■ What the task asks ■
In the listing that follows, count each line where the word "this" appears; write nothing but the count.

(Saved data entries)
[BEGIN]

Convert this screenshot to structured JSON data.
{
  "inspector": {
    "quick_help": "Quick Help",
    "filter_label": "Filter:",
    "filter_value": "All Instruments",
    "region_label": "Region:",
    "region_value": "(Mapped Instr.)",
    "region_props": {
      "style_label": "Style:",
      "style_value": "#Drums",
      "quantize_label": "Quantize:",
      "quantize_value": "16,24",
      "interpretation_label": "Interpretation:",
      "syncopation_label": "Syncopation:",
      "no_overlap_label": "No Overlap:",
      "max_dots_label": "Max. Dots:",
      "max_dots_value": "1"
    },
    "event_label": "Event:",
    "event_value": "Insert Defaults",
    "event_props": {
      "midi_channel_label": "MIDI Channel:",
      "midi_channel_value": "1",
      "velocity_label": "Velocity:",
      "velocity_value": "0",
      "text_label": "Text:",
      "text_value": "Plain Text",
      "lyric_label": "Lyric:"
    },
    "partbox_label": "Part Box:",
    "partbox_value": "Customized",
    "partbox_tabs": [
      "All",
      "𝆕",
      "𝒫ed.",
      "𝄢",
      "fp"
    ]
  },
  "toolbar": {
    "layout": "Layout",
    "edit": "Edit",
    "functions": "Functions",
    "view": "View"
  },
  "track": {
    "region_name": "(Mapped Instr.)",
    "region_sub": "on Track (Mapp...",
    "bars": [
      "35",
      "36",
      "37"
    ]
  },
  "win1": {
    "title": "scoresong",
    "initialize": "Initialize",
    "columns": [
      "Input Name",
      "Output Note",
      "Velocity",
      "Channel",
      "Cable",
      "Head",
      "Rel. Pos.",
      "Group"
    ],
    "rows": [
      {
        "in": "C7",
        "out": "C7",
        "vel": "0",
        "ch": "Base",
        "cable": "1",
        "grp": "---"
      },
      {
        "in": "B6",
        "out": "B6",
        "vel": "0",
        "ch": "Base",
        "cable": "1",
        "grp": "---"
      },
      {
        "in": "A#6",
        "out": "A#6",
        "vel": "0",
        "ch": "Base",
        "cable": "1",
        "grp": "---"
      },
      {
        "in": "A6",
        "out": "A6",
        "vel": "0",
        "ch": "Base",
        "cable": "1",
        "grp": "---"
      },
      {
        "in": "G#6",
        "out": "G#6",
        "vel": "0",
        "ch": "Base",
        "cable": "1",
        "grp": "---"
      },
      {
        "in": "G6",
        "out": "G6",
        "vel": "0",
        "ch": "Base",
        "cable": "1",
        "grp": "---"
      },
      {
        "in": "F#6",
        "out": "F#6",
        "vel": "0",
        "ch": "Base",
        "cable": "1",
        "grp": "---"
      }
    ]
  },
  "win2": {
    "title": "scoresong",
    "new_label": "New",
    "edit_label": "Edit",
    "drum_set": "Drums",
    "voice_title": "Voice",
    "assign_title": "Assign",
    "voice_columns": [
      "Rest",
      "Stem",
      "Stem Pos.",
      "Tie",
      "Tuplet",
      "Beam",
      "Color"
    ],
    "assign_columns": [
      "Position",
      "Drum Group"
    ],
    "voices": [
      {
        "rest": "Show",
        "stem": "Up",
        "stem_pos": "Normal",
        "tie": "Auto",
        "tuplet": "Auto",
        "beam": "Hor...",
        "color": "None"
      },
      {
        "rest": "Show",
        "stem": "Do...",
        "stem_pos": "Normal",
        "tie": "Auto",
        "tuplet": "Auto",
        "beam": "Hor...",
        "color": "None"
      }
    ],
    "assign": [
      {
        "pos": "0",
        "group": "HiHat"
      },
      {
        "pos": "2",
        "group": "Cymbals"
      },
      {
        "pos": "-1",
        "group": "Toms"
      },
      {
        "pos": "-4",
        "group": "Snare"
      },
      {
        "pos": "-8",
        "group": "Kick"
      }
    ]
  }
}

[END]
[BEGIN]

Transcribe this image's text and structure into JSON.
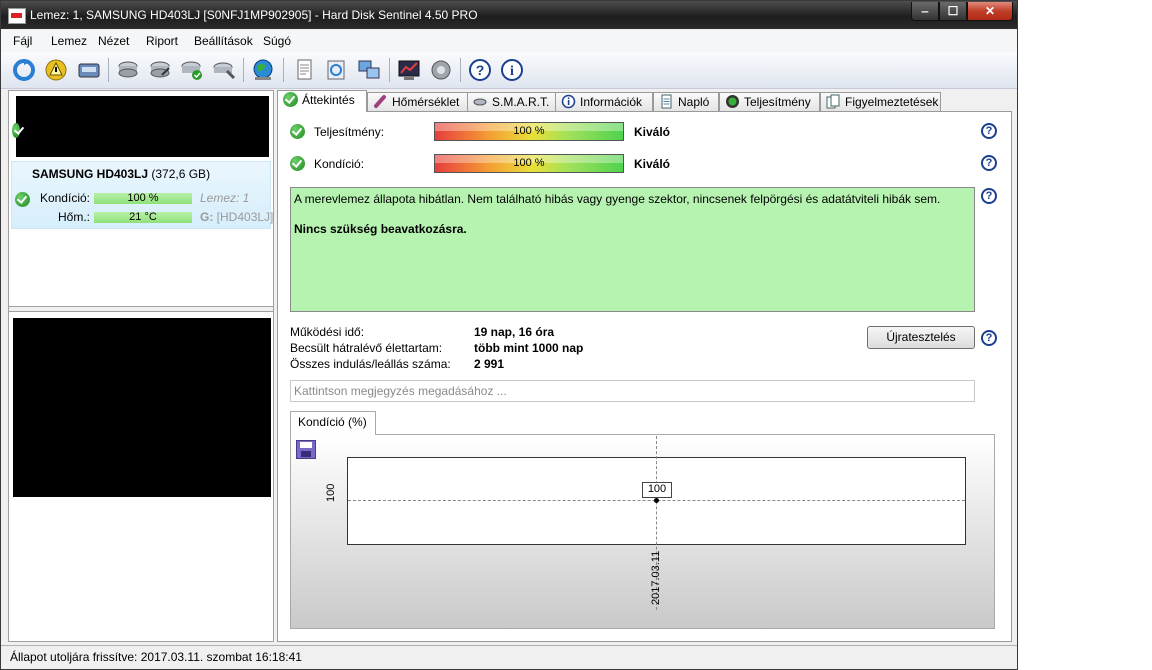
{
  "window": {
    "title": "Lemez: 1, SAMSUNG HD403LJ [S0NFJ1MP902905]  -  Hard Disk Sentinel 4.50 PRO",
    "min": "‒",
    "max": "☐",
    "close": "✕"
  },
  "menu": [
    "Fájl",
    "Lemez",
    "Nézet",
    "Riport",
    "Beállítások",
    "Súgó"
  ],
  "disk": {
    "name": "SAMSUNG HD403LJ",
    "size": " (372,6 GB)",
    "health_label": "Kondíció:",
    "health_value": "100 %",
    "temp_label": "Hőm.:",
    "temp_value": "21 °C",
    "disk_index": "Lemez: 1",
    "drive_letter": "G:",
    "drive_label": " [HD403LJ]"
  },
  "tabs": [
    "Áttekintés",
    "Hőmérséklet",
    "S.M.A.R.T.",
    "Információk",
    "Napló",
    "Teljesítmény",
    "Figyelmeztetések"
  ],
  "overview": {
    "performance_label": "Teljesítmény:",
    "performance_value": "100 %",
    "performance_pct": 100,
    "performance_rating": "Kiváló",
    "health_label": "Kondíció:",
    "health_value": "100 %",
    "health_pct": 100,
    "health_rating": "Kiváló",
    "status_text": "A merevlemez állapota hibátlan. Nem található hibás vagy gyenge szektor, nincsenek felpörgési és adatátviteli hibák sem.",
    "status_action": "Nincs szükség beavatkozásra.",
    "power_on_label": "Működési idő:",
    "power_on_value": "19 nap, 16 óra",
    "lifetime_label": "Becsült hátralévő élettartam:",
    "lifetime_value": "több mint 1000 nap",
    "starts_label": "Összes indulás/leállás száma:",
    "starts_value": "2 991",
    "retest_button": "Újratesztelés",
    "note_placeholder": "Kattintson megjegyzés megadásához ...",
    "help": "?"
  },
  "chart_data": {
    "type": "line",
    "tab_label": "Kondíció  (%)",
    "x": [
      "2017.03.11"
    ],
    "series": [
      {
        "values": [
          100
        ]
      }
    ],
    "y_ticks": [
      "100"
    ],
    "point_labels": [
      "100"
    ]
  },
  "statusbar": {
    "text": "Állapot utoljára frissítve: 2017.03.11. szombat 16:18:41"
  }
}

[END]
[BEGIN]

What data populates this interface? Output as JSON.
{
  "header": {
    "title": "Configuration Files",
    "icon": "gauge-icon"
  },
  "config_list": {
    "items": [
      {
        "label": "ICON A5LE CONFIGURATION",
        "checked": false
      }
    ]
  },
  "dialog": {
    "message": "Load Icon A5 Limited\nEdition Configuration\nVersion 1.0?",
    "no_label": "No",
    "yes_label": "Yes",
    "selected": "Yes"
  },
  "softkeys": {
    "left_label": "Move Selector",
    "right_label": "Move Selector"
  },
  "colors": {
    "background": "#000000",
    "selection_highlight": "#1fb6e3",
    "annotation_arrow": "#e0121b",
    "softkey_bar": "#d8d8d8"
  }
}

[END]

■ Correct answer ■
3